* begin *

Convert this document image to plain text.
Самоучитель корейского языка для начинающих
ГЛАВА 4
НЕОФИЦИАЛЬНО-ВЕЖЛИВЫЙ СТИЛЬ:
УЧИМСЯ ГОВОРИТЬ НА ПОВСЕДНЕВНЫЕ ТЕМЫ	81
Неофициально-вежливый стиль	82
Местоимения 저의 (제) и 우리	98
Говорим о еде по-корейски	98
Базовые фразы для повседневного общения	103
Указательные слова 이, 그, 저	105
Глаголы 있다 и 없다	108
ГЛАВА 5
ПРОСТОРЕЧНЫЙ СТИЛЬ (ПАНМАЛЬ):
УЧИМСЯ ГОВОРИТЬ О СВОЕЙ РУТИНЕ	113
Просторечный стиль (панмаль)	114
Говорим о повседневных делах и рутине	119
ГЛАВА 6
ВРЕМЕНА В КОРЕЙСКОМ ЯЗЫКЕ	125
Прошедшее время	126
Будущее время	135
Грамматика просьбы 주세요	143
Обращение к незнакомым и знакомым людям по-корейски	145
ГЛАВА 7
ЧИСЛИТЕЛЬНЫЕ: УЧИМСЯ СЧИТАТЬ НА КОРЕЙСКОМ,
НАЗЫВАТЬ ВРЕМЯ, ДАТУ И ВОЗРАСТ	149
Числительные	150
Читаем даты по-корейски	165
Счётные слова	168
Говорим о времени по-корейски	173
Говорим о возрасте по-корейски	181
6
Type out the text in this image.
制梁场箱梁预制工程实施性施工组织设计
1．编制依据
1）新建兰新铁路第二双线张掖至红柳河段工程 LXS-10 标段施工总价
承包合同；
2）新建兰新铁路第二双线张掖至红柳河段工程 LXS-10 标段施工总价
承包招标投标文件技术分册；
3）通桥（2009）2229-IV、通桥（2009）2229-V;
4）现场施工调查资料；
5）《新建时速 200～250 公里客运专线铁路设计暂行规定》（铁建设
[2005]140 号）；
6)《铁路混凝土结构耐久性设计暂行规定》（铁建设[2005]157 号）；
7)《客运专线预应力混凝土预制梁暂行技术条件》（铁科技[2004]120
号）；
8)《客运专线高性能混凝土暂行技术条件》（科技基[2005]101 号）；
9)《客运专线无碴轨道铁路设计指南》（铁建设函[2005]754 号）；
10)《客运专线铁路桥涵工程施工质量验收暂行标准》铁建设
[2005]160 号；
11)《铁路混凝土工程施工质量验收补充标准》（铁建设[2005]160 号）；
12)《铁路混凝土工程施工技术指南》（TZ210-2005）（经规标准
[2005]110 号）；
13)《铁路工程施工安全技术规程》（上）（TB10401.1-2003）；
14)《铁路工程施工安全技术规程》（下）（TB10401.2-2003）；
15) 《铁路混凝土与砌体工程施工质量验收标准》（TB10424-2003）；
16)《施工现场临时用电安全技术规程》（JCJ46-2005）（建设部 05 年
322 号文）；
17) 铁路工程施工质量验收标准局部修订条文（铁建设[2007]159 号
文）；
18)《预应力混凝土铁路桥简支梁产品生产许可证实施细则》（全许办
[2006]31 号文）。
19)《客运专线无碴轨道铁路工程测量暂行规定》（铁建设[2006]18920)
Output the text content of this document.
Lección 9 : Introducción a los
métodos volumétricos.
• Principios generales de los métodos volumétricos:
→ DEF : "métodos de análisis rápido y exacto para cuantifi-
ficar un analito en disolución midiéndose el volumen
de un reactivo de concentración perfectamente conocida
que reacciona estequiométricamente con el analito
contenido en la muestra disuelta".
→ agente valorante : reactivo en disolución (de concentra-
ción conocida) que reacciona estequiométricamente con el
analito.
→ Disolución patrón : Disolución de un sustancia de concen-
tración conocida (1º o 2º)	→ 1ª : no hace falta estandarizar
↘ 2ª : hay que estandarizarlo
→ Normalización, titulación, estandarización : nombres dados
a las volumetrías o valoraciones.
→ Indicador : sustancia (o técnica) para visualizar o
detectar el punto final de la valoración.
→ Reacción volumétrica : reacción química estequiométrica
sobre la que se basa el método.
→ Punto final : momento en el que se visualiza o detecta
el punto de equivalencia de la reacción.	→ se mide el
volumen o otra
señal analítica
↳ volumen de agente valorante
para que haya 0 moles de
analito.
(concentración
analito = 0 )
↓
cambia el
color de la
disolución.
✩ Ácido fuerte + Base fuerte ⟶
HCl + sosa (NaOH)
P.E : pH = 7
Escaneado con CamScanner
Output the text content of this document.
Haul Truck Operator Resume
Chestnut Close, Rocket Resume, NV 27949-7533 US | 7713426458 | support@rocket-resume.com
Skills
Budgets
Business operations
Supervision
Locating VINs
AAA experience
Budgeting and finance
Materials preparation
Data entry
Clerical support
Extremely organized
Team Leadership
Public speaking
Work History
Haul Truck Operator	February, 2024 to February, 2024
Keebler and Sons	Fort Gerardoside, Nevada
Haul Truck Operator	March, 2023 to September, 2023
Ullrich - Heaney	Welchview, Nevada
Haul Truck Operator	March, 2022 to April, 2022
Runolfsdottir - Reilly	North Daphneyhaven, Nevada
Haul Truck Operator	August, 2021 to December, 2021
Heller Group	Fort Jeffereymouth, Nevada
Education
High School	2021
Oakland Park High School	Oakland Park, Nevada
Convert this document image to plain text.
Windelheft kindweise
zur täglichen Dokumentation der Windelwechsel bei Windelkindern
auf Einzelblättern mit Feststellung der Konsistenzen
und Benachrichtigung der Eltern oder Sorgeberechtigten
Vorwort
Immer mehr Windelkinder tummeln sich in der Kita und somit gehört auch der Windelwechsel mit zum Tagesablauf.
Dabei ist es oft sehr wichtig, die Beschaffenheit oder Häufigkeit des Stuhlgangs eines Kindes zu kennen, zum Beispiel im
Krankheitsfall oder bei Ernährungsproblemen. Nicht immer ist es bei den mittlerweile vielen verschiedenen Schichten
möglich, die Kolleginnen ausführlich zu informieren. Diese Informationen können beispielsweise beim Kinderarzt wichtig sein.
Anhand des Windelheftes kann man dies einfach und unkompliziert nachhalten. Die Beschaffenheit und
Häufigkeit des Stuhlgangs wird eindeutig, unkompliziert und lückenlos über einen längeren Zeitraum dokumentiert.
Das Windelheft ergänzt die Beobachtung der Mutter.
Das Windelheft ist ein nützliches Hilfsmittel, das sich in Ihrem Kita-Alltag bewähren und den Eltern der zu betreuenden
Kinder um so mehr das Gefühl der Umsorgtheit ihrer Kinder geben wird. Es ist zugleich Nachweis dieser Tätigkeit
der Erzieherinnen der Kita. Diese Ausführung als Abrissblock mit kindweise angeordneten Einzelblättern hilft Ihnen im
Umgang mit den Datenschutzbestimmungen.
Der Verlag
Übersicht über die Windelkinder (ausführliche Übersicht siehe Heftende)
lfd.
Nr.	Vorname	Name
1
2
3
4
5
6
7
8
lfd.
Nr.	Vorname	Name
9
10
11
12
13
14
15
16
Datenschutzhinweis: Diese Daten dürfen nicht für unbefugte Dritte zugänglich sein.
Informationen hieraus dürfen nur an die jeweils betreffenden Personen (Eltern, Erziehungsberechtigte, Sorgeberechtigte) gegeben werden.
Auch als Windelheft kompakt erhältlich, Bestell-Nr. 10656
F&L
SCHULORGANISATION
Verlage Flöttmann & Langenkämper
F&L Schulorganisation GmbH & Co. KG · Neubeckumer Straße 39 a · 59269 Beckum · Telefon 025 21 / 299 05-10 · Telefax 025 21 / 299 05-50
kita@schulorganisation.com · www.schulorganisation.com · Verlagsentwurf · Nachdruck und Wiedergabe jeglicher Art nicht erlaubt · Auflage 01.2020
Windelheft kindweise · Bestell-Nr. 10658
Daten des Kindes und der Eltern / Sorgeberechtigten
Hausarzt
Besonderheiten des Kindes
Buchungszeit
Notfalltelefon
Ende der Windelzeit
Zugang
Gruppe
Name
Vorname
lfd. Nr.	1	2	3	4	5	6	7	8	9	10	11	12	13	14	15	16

* end *

Return each line of the data that contains the string "Fort".

(Final answer):
Keebler and Sons	Fort Gerardoside, Nevada
Heller Group	Fort Jeffereymouth, Nevada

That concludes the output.